Dataset items:
------------------------------------

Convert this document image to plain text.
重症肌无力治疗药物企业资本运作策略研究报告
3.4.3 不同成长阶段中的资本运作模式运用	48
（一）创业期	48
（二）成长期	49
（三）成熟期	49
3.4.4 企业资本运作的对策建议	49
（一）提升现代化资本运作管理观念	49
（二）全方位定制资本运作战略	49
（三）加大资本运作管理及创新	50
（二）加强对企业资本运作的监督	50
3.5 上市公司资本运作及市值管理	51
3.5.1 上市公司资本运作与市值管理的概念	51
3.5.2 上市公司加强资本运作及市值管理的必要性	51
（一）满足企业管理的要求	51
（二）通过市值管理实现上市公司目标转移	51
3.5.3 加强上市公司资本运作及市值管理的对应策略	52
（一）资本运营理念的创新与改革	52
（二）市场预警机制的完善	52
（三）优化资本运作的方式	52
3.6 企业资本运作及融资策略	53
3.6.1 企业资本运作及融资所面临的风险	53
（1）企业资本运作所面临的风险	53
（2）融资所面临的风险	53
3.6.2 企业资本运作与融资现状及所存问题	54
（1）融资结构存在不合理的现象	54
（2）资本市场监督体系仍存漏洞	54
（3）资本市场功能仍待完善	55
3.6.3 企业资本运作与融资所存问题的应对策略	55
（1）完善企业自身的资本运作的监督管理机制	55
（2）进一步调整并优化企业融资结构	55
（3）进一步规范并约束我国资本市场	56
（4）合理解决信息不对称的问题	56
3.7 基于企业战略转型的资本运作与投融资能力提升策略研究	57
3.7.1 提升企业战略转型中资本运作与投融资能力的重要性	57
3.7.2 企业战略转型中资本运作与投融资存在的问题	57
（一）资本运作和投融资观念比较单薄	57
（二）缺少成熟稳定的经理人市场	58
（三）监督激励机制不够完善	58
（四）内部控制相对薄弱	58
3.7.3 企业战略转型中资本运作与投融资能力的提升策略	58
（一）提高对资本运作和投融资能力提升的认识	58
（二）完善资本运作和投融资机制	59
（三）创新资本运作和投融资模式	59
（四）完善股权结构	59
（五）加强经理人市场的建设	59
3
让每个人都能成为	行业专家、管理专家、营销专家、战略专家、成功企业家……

------------------------------------

| Task statement |
Word for word, restate all of the data shown above.

| Expected answer |
Convert this document image to plain text.
重症肌无力治疗药物企业资本运作策略研究报告
3.4.3 不同成长阶段中的资本运作模式运用	48
（一）创业期	48
（二）成长期	49
（三）成熟期	49
3.4.4 企业资本运作的对策建议	49
（一）提升现代化资本运作管理观念	49
（二）全方位定制资本运作战略	49
（三）加大资本运作管理及创新	50
（二）加强对企业资本运作的监督	50
3.5 上市公司资本运作及市值管理	51
3.5.1 上市公司资本运作与市值管理的概念	51
3.5.2 上市公司加强资本运作及市值管理的必要性	51
（一）满足企业管理的要求	51
（二）通过市值管理实现上市公司目标转移	51
3.5.3 加强上市公司资本运作及市值管理的对应策略	52
（一）资本运营理念的创新与改革	52
（二）市场预警机制的完善	52
（三）优化资本运作的方式	52
3.6 企业资本运作及融资策略	53
3.6.1 企业资本运作及融资所面临的风险	53
（1）企业资本运作所面临的风险	53
（2）融资所面临的风险	53
3.6.2 企业资本运作与融资现状及所存问题	54
（1）融资结构存在不合理的现象	54
（2）资本市场监督体系仍存漏洞	54
（3）资本市场功能仍待完善	55
3.6.3 企业资本运作与融资所存问题的应对策略	55
（1）完善企业自身的资本运作的监督管理机制	55
（2）进一步调整并优化企业融资结构	55
（3）进一步规范并约束我国资本市场	56
（4）合理解决信息不对称的问题	56
3.7 基于企业战略转型的资本运作与投融资能力提升策略研究	57
3.7.1 提升企业战略转型中资本运作与投融资能力的重要性	57
3.7.2 企业战略转型中资本运作与投融资存在的问题	57
（一）资本运作和投融资观念比较单薄	57
（二）缺少成熟稳定的经理人市场	58
（三）监督激励机制不够完善	58
（四）内部控制相对薄弱	58
3.7.3 企业战略转型中资本运作与投融资能力的提升策略	58
（一）提高对资本运作和投融资能力提升的认识	58
（二）完善资本运作和投融资机制	59
（三）创新资本运作和投融资模式	59
（四）完善股权结构	59
（五）加强经理人市场的建设	59
3
让每个人都能成为	行业专家、管理专家、营销专家、战略专家、成功企业家……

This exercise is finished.